Reading passage:
.....

Merimbula Beach, Bar Beach, Merimbula Point
29 Nov 08
Conditions: Very light offshore wind. Fat, knee high waves.
I woke for the mega early, checked the surf and was a bit despondent of what to do as there were next-to-no waves. I walked back to cabin where AA suggested I take the Predator for a spin. Woo hoo - why didn’t I think of that.
I carry it across the road and down the beach, feeling like a full on iron-man - machine on shoulder, paddle casually swaying in other hand. DJ stops me half way and takes about 100 photos.
I get to the water, jump on this beast of a board and ... oh no ... my Guy Leech aspirations are quickly extinguished ... I fall, fall again, get up for a sec then fall again. I can’t do this - I am a kook.

.....

Record extracts:
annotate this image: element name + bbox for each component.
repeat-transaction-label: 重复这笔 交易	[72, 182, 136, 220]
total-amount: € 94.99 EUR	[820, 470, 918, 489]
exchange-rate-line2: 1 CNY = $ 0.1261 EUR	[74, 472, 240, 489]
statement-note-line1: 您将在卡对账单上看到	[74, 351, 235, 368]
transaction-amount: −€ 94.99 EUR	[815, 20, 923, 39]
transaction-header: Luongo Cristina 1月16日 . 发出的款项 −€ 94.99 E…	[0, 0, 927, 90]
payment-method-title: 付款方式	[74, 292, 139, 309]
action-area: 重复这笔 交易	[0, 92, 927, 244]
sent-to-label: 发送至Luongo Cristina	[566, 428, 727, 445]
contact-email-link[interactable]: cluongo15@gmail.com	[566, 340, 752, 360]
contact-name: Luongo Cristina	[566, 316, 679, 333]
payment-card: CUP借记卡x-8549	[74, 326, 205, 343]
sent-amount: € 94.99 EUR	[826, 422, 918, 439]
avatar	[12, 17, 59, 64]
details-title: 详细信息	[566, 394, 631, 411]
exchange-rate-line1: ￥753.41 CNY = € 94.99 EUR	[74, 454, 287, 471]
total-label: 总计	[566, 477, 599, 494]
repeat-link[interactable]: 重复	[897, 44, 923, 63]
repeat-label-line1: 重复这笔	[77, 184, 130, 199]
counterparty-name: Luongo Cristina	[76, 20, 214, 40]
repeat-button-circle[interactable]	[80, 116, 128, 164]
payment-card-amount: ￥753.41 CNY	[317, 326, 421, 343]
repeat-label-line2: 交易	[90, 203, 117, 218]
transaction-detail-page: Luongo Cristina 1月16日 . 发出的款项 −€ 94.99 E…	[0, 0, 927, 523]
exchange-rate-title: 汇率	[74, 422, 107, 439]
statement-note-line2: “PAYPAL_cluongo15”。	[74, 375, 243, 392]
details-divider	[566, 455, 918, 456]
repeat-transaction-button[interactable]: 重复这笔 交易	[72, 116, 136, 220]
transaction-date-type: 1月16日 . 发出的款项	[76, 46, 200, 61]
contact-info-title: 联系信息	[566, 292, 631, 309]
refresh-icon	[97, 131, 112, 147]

.....

Given instruction A:
Answer these questions about the surf diary entry:
(i) What was the wind like that day?
(ii) Who suggested taking the Predator out?
(iii) About how many photos did DJ take?
Given instruction B:
Name every person mentioned in the surf diary entry.
Given instruction C:
Keep the surf diary entry going past its last sentence.
The data has nothing to do with what comes next and can be left aside.

Task answer A:
(i) Very light and offshore.
(ii) AA.
(iii) About 100.

Task answer B:
AA, DJ, Guy Leech

Task answer C:
If you’ve ever read Stuey’s description of the design concept of this board - you will know it is OK for it to roll sideways to an extent - you just have to trust it to stop rolling before it flips over - because it wont - that's how he has designed it. Having that trust is the tricky bit. It’s very tempting to roll to a point, think it will never stop rolling, then jump off - before it has a chance to correct itself. Once I found that trust, I was sweet. Relax, move with it, don’t jump off - scaredy cat.
Now I’m up and paddling through some tiny waves near the shore. It slices through them with its razor sharp bow - easy.
I get out the back in the flat water, stroke, stroke, stroke - glide, glide, glide - nice. This is one beautiful machine - both to look at and to drive. The smoothness and power it generates is awesome.
I paddle up and down the beach, then over to a sheltered cove where DJ, Helke and Boylos all took it for a short spin. None of them seemed to have as much trouble as me getting up and running!
I get back on and the four of us paddle out towards the end of the point together - beautiful scenery and easy paddling on a 16 footer.
I leave the others, paddle towards the middle of the bay and run with the little swell back to the beach. You can almost paddle as fast as runners when they are that small and your board is that long. That was fun.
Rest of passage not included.